*** ENTRIES PROVIDED
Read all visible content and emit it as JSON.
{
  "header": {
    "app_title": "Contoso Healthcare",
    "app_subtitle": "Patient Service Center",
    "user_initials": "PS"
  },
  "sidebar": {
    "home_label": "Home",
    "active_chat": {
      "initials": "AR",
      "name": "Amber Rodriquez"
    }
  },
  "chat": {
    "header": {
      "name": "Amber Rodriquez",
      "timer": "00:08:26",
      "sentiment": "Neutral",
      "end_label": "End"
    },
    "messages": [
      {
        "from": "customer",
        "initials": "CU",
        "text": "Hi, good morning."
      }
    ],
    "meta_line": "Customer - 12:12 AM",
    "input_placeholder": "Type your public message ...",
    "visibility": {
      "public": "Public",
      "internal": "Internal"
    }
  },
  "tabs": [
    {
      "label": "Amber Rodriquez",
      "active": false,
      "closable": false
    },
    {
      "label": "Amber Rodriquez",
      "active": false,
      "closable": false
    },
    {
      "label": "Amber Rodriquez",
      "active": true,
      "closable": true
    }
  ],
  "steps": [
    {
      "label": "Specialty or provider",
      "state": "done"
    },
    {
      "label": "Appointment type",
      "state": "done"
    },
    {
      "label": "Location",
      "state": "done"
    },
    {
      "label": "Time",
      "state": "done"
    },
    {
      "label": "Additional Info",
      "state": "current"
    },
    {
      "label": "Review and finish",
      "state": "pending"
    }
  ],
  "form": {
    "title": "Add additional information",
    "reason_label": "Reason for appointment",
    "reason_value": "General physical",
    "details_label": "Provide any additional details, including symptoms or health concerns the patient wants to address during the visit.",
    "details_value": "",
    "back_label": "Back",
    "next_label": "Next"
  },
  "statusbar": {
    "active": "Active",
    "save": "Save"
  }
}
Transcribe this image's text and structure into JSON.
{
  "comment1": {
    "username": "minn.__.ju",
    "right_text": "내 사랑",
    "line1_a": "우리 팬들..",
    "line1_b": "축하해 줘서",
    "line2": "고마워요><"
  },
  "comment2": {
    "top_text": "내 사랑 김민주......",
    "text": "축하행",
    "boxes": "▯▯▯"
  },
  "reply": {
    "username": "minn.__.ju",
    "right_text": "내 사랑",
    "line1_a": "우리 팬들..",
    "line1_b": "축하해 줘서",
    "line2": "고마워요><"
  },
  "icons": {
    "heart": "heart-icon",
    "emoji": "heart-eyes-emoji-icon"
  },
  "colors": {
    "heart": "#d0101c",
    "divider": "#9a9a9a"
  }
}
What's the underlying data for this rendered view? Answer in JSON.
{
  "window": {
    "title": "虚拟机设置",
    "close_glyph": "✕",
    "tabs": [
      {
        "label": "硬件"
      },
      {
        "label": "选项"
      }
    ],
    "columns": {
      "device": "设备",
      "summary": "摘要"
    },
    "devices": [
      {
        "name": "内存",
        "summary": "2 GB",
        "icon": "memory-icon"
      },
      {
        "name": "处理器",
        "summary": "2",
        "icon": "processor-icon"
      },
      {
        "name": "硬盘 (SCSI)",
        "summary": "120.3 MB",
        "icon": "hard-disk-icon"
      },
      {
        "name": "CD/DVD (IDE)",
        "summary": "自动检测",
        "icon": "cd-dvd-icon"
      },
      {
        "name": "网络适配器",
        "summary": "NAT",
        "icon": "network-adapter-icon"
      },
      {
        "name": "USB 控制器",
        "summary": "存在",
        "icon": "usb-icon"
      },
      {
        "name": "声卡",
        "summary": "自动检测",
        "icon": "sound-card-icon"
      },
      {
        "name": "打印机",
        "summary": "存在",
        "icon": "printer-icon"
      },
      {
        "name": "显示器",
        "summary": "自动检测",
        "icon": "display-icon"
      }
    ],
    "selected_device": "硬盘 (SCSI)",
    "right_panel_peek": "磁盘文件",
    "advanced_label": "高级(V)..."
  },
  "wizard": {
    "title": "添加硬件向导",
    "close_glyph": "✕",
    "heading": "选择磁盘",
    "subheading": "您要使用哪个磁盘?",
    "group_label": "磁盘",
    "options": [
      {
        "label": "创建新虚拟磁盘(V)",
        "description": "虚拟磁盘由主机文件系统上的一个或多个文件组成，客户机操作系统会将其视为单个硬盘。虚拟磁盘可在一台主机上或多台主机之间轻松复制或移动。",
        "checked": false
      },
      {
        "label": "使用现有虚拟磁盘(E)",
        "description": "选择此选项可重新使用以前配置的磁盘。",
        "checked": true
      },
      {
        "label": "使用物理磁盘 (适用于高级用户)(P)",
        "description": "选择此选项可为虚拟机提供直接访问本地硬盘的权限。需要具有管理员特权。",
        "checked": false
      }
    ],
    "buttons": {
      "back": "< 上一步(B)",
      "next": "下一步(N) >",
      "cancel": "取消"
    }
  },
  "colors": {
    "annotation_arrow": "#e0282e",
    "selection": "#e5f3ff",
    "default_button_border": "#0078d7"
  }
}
******
Generate an exact reproduction of all entries.

# [EXERCISE SOLUTION]
Read all visible content and emit it as JSON.
{
  "header": {
    "app_title": "Contoso Healthcare",
    "app_subtitle": "Patient Service Center",
    "user_initials": "PS"
  },
  "sidebar": {
    "home_label": "Home",
    "active_chat": {
      "initials": "AR",
      "name": "Amber Rodriquez"
    }
  },
  "chat": {
    "header": {
      "name": "Amber Rodriquez",
      "timer": "00:08:26",
      "sentiment": "Neutral",
      "end_label": "End"
    },
    "messages": [
      {
        "from": "customer",
        "initials": "CU",
        "text": "Hi, good morning."
      }
    ],
    "meta_line": "Customer - 12:12 AM",
    "input_placeholder": "Type your public message ...",
    "visibility": {
      "public": "Public",
      "internal": "Internal"
    }
  },
  "tabs": [
    {
      "label": "Amber Rodriquez",
      "active": false,
      "closable": false
    },
    {
      "label": "Amber Rodriquez",
      "active": false,
      "closable": false
    },
    {
      "label": "Amber Rodriquez",
      "active": true,
      "closable": true
    }
  ],
  "steps": [
    {
      "label": "Specialty or provider",
      "state": "done"
    },
    {
      "label": "Appointment type",
      "state": "done"
    },
    {
      "label": "Location",
      "state": "done"
    },
    {
      "label": "Time",
      "state": "done"
    },
    {
      "label": "Additional Info",
      "state": "current"
    },
    {
      "label": "Review and finish",
      "state": "pending"
    }
  ],
  "form": {
    "title": "Add additional information",
    "reason_label": "Reason for appointment",
    "reason_value": "General physical",
    "details_label": "Provide any additional details, including symptoms or health concerns the patient wants to address during the visit.",
    "details_value": "",
    "back_label": "Back",
    "next_label": "Next"
  },
  "statusbar": {
    "active": "Active",
    "save": "Save"
  }
}
Transcribe this image's text and structure into JSON.
{
  "comment1": {
    "username": "minn.__.ju",
    "right_text": "내 사랑",
    "line1_a": "우리 팬들..",
    "line1_b": "축하해 줘서",
    "line2": "고마워요><"
  },
  "comment2": {
    "top_text": "내 사랑 김민주......",
    "text": "축하행",
    "boxes": "▯▯▯"
  },
  "reply": {
    "username": "minn.__.ju",
    "right_text": "내 사랑",
    "line1_a": "우리 팬들..",
    "line1_b": "축하해 줘서",
    "line2": "고마워요><"
  },
  "icons": {
    "heart": "heart-icon",
    "emoji": "heart-eyes-emoji-icon"
  },
  "colors": {
    "heart": "#d0101c",
    "divider": "#9a9a9a"
  }
}
What's the underlying data for this rendered view? Answer in JSON.
{
  "window": {
    "title": "虚拟机设置",
    "close_glyph": "✕",
    "tabs": [
      {
        "label": "硬件"
      },
      {
        "label": "选项"
      }
    ],
    "columns": {
      "device": "设备",
      "summary": "摘要"
    },
    "devices": [
      {
        "name": "内存",
        "summary": "2 GB",
        "icon": "memory-icon"
      },
      {
        "name": "处理器",
        "summary": "2",
        "icon": "processor-icon"
      },
      {
        "name": "硬盘 (SCSI)",
        "summary": "120.3 MB",
        "icon": "hard-disk-icon"
      },
      {
        "name": "CD/DVD (IDE)",
        "summary": "自动检测",
        "icon": "cd-dvd-icon"
      },
      {
        "name": "网络适配器",
        "summary": "NAT",
        "icon": "network-adapter-icon"
      },
      {
        "name": "USB 控制器",
        "summary": "存在",
        "icon": "usb-icon"
      },
      {
        "name": "声卡",
        "summary": "自动检测",
        "icon": "sound-card-icon"
      },
      {
        "name": "打印机",
        "summary": "存在",
        "icon": "printer-icon"
      },
      {
        "name": "显示器",
        "summary": "自动检测",
        "icon": "display-icon"
      }
    ],
    "selected_device": "硬盘 (SCSI)",
    "right_panel_peek": "磁盘文件",
    "advanced_label": "高级(V)..."
  },
  "wizard": {
    "title": "添加硬件向导",
    "close_glyph": "✕",
    "heading": "选择磁盘",
    "subheading": "您要使用哪个磁盘?",
    "group_label": "磁盘",
    "options": [
      {
        "label": "创建新虚拟磁盘(V)",
        "description": "虚拟磁盘由主机文件系统上的一个或多个文件组成，客户机操作系统会将其视为单个硬盘。虚拟磁盘可在一台主机上或多台主机之间轻松复制或移动。",
        "checked": false
      },
      {
        "label": "使用现有虚拟磁盘(E)",
        "description": "选择此选项可重新使用以前配置的磁盘。",
        "checked": true
      },
      {
        "label": "使用物理磁盘 (适用于高级用户)(P)",
        "description": "选择此选项可为虚拟机提供直接访问本地硬盘的权限。需要具有管理员特权。",
        "checked": false
      }
    ],
    "buttons": {
      "back": "< 上一步(B)",
      "next": "下一步(N) >",
      "cancel": "取消"
    }
  },
  "colors": {
    "annotation_arrow": "#e0282e",
    "selection": "#e5f3ff",
    "default_button_border": "#0078d7"
  }
}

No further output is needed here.